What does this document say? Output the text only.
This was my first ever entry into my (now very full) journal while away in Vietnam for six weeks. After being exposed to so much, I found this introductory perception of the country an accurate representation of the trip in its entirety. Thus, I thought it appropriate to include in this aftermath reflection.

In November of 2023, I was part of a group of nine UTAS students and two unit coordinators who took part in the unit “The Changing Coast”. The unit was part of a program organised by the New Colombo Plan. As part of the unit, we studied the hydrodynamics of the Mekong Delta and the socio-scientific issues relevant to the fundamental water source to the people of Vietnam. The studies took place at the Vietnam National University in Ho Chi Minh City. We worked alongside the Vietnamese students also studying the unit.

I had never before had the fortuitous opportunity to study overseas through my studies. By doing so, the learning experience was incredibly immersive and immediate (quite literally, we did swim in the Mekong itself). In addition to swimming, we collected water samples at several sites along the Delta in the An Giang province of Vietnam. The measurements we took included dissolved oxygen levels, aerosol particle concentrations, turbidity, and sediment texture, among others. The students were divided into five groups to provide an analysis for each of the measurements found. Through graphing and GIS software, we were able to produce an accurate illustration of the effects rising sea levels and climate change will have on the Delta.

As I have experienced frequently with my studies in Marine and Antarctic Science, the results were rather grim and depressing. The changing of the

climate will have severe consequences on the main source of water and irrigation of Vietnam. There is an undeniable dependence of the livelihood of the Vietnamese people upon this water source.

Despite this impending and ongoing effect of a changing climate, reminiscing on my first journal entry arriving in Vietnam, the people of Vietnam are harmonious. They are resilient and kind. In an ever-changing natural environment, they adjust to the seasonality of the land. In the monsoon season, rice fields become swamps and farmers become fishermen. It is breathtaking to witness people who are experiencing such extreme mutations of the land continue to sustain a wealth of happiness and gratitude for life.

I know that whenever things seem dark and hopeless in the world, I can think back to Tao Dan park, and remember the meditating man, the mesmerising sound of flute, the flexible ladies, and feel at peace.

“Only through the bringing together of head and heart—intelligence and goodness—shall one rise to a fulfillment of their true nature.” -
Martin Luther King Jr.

*EXERCISE OBJECTIVE*
Repeat the records above exactly as they appear.

*ANSWER TO THIS TASK*
What does this document say? Output the text only.
This was my first ever entry into my (now very full) journal while away in Vietnam for six weeks. After being exposed to so much, I found this introductory perception of the country an accurate representation of the trip in its entirety. Thus, I thought it appropriate to include in this aftermath reflection.

In November of 2023, I was part of a group of nine UTAS students and two unit coordinators who took part in the unit “The Changing Coast”. The unit was part of a program organised by the New Colombo Plan. As part of the unit, we studied the hydrodynamics of the Mekong Delta and the socio-scientific issues relevant to the fundamental water source to the people of Vietnam. The studies took place at the Vietnam National University in Ho Chi Minh City. We worked alongside the Vietnamese students also studying the unit.

I had never before had the fortuitous opportunity to study overseas through my studies. By doing so, the learning experience was incredibly immersive and immediate (quite literally, we did swim in the Mekong itself). In addition to swimming, we collected water samples at several sites along the Delta in the An Giang province of Vietnam. The measurements we took included dissolved oxygen levels, aerosol particle concentrations, turbidity, and sediment texture, among others. The students were divided into five groups to provide an analysis for each of the measurements found. Through graphing and GIS software, we were able to produce an accurate illustration of the effects rising sea levels and climate change will have on the Delta.

As I have experienced frequently with my studies in Marine and Antarctic Science, the results were rather grim and depressing. The changing of the

climate will have severe consequences on the main source of water and irrigation of Vietnam. There is an undeniable dependence of the livelihood of the Vietnamese people upon this water source.

Despite this impending and ongoing effect of a changing climate, reminiscing on my first journal entry arriving in Vietnam, the people of Vietnam are harmonious. They are resilient and kind. In an ever-changing natural environment, they adjust to the seasonality of the land. In the monsoon season, rice fields become swamps and farmers become fishermen. It is breathtaking to witness people who are experiencing such extreme mutations of the land continue to sustain a wealth of happiness and gratitude for life.

I know that whenever things seem dark and hopeless in the world, I can think back to Tao Dan park, and remember the meditating man, the mesmerising sound of flute, the flexible ladies, and feel at peace.

“Only through the bringing together of head and heart—intelligence and goodness—shall one rise to a fulfillment of their true nature.” -
Martin Luther King Jr.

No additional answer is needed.